__Task to carry out__:
Skip every picture and transcribe the remaining material exactly.

Collected data entries:
———
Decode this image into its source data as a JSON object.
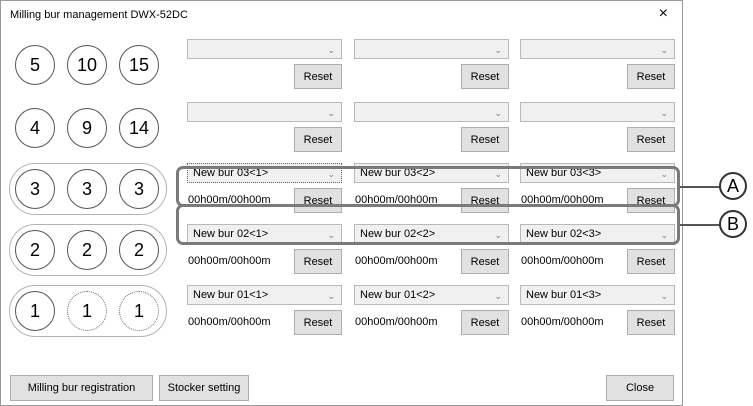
{
  "window": {
    "title": "Milling bur management DWX-52DC",
    "close_glyph": "×"
  },
  "rows": [
    {
      "circles": [
        "5",
        "10",
        "15"
      ],
      "grouped": false,
      "dotted": [
        false,
        false,
        false
      ],
      "slots": [
        {
          "value": "",
          "time": "",
          "reset": "Reset"
        },
        {
          "value": "",
          "time": "",
          "reset": "Reset"
        },
        {
          "value": "",
          "time": "",
          "reset": "Reset"
        }
      ]
    },
    {
      "circles": [
        "4",
        "9",
        "14"
      ],
      "grouped": false,
      "dotted": [
        false,
        false,
        false
      ],
      "slots": [
        {
          "value": "",
          "time": "",
          "reset": "Reset"
        },
        {
          "value": "",
          "time": "",
          "reset": "Reset"
        },
        {
          "value": "",
          "time": "",
          "reset": "Reset"
        }
      ]
    },
    {
      "circles": [
        "3",
        "3",
        "3"
      ],
      "grouped": true,
      "dotted": [
        false,
        false,
        false
      ],
      "slots": [
        {
          "value": "New bur 03<1>",
          "time": "00h00m/00h00m",
          "reset": "Reset"
        },
        {
          "value": "New bur 03<2>",
          "time": "00h00m/00h00m",
          "reset": "Reset"
        },
        {
          "value": "New bur 03<3>",
          "time": "00h00m/00h00m",
          "reset": "Reset"
        }
      ]
    },
    {
      "circles": [
        "2",
        "2",
        "2"
      ],
      "grouped": true,
      "dotted": [
        false,
        false,
        false
      ],
      "slots": [
        {
          "value": "New bur 02<1>",
          "time": "00h00m/00h00m",
          "reset": "Reset"
        },
        {
          "value": "New bur 02<2>",
          "time": "00h00m/00h00m",
          "reset": "Reset"
        },
        {
          "value": "New bur 02<3>",
          "time": "00h00m/00h00m",
          "reset": "Reset"
        }
      ]
    },
    {
      "circles": [
        "1",
        "1",
        "1"
      ],
      "grouped": true,
      "dotted": [
        false,
        true,
        true
      ],
      "slots": [
        {
          "value": "New bur 01<1>",
          "time": "00h00m/00h00m",
          "reset": "Reset"
        },
        {
          "value": "New bur 01<2>",
          "time": "00h00m/00h00m",
          "reset": "Reset"
        },
        {
          "value": "New bur 01<3>",
          "time": "00h00m/00h00m",
          "reset": "Reset"
        }
      ]
    }
  ],
  "footer": {
    "registration": "Milling bur registration",
    "stocker": "Stocker setting",
    "close": "Close"
  },
  "callouts": [
    "A",
    "B"
  ],
  "icons": {
    "dropdown": "chevron-down-icon",
    "close": "close-icon"
  }
}
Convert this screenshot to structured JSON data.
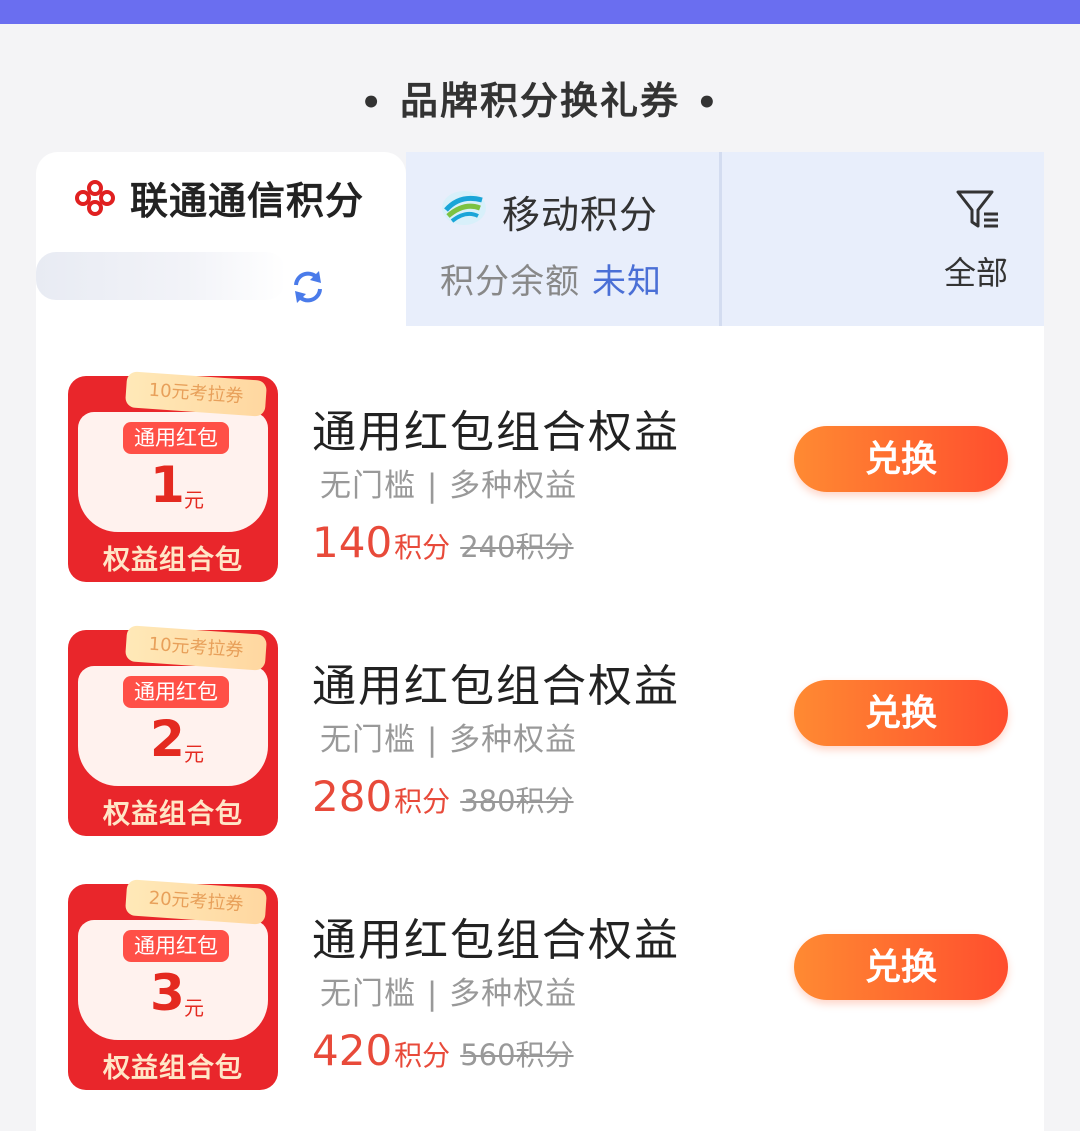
{
  "header": {
    "title": "品牌积分换礼券",
    "dot_left": "•",
    "dot_right": "•"
  },
  "tabs": {
    "unicom": {
      "title": "联通通信积分"
    },
    "mobile": {
      "title": "移动积分",
      "balance_label": "积分余额",
      "balance_value": "未知"
    },
    "filter": {
      "label": "全部"
    }
  },
  "items": [
    {
      "tag": "10元考拉券",
      "sub_label": "通用红包",
      "amount": "1",
      "unit": "元",
      "footer": "权益组合包",
      "title": "通用红包组合权益",
      "desc": "无门槛 | 多种权益",
      "price": "140",
      "price_label": "积分",
      "old_price": "240积分",
      "button": "兑换"
    },
    {
      "tag": "10元考拉券",
      "sub_label": "通用红包",
      "amount": "2",
      "unit": "元",
      "footer": "权益组合包",
      "title": "通用红包组合权益",
      "desc": "无门槛 | 多种权益",
      "price": "280",
      "price_label": "积分",
      "old_price": "380积分",
      "button": "兑换"
    },
    {
      "tag": "20元考拉券",
      "sub_label": "通用红包",
      "amount": "3",
      "unit": "元",
      "footer": "权益组合包",
      "title": "通用红包组合权益",
      "desc": "无门槛 | 多种权益",
      "price": "420",
      "price_label": "积分",
      "old_price": "560积分",
      "button": "兑换"
    }
  ],
  "colors": {
    "accent": "#6a6ef0",
    "price": "#e84a3a",
    "button": "#ff5a30",
    "link": "#4a6fd6"
  }
}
———
__Task result__:
Decode this image into its source data as a JSON object.
{
  "window": {
    "title": "Milling bur management DWX-52DC",
    "close_glyph": "×"
  },
  "rows": [
    {
      "circles": [
        "5",
        "10",
        "15"
      ],
      "grouped": false,
      "dotted": [
        false,
        false,
        false
      ],
      "slots": [
        {
          "value": "",
          "time": "",
          "reset": "Reset"
        },
        {
          "value": "",
          "time": "",
          "reset": "Reset"
        },
        {
          "value": "",
          "time": "",
          "reset": "Reset"
        }
      ]
    },
    {
      "circles": [
        "4",
        "9",
        "14"
      ],
      "grouped": false,
      "dotted": [
        false,
        false,
        false
      ],
      "slots": [
        {
          "value": "",
          "time": "",
          "reset": "Reset"
        },
        {
          "value": "",
          "time": "",
          "reset": "Reset"
        },
        {
          "value": "",
          "time": "",
          "reset": "Reset"
        }
      ]
    },
    {
      "circles": [
        "3",
        "3",
        "3"
      ],
      "grouped": true,
      "dotted": [
        false,
        false,
        false
      ],
      "slots": [
        {
          "value": "New bur 03<1>",
          "time": "00h00m/00h00m",
          "reset": "Reset"
        },
        {
          "value": "New bur 03<2>",
          "time": "00h00m/00h00m",
          "reset": "Reset"
        },
        {
          "value": "New bur 03<3>",
          "time": "00h00m/00h00m",
          "reset": "Reset"
        }
      ]
    },
    {
      "circles": [
        "2",
        "2",
        "2"
      ],
      "grouped": true,
      "dotted": [
        false,
        false,
        false
      ],
      "slots": [
        {
          "value": "New bur 02<1>",
          "time": "00h00m/00h00m",
          "reset": "Reset"
        },
        {
          "value": "New bur 02<2>",
          "time": "00h00m/00h00m",
          "reset": "Reset"
        },
        {
          "value": "New bur 02<3>",
          "time": "00h00m/00h00m",
          "reset": "Reset"
        }
      ]
    },
    {
      "circles": [
        "1",
        "1",
        "1"
      ],
      "grouped": true,
      "dotted": [
        false,
        true,
        true
      ],
      "slots": [
        {
          "value": "New bur 01<1>",
          "time": "00h00m/00h00m",
          "reset": "Reset"
        },
        {
          "value": "New bur 01<2>",
          "time": "00h00m/00h00m",
          "reset": "Reset"
        },
        {
          "value": "New bur 01<3>",
          "time": "00h00m/00h00m",
          "reset": "Reset"
        }
      ]
    }
  ],
  "footer": {
    "registration": "Milling bur registration",
    "stocker": "Stocker setting",
    "close": "Close"
  },
  "callouts": [
    "A",
    "B"
  ],
  "icons": {
    "dropdown": "chevron-down-icon",
    "close": "close-icon"
  }
}
Convert this screenshot to structured JSON data.
{
  "header": {
    "title": "品牌积分换礼券",
    "dot_left": "•",
    "dot_right": "•"
  },
  "tabs": {
    "unicom": {
      "title": "联通通信积分"
    },
    "mobile": {
      "title": "移动积分",
      "balance_label": "积分余额",
      "balance_value": "未知"
    },
    "filter": {
      "label": "全部"
    }
  },
  "items": [
    {
      "tag": "10元考拉券",
      "sub_label": "通用红包",
      "amount": "1",
      "unit": "元",
      "footer": "权益组合包",
      "title": "通用红包组合权益",
      "desc": "无门槛 | 多种权益",
      "price": "140",
      "price_label": "积分",
      "old_price": "240积分",
      "button": "兑换"
    },
    {
      "tag": "10元考拉券",
      "sub_label": "通用红包",
      "amount": "2",
      "unit": "元",
      "footer": "权益组合包",
      "title": "通用红包组合权益",
      "desc": "无门槛 | 多种权益",
      "price": "280",
      "price_label": "积分",
      "old_price": "380积分",
      "button": "兑换"
    },
    {
      "tag": "20元考拉券",
      "sub_label": "通用红包",
      "amount": "3",
      "unit": "元",
      "footer": "权益组合包",
      "title": "通用红包组合权益",
      "desc": "无门槛 | 多种权益",
      "price": "420",
      "price_label": "积分",
      "old_price": "560积分",
      "button": "兑换"
    }
  ],
  "colors": {
    "accent": "#6a6ef0",
    "price": "#e84a3a",
    "button": "#ff5a30",
    "link": "#4a6fd6"
  }
}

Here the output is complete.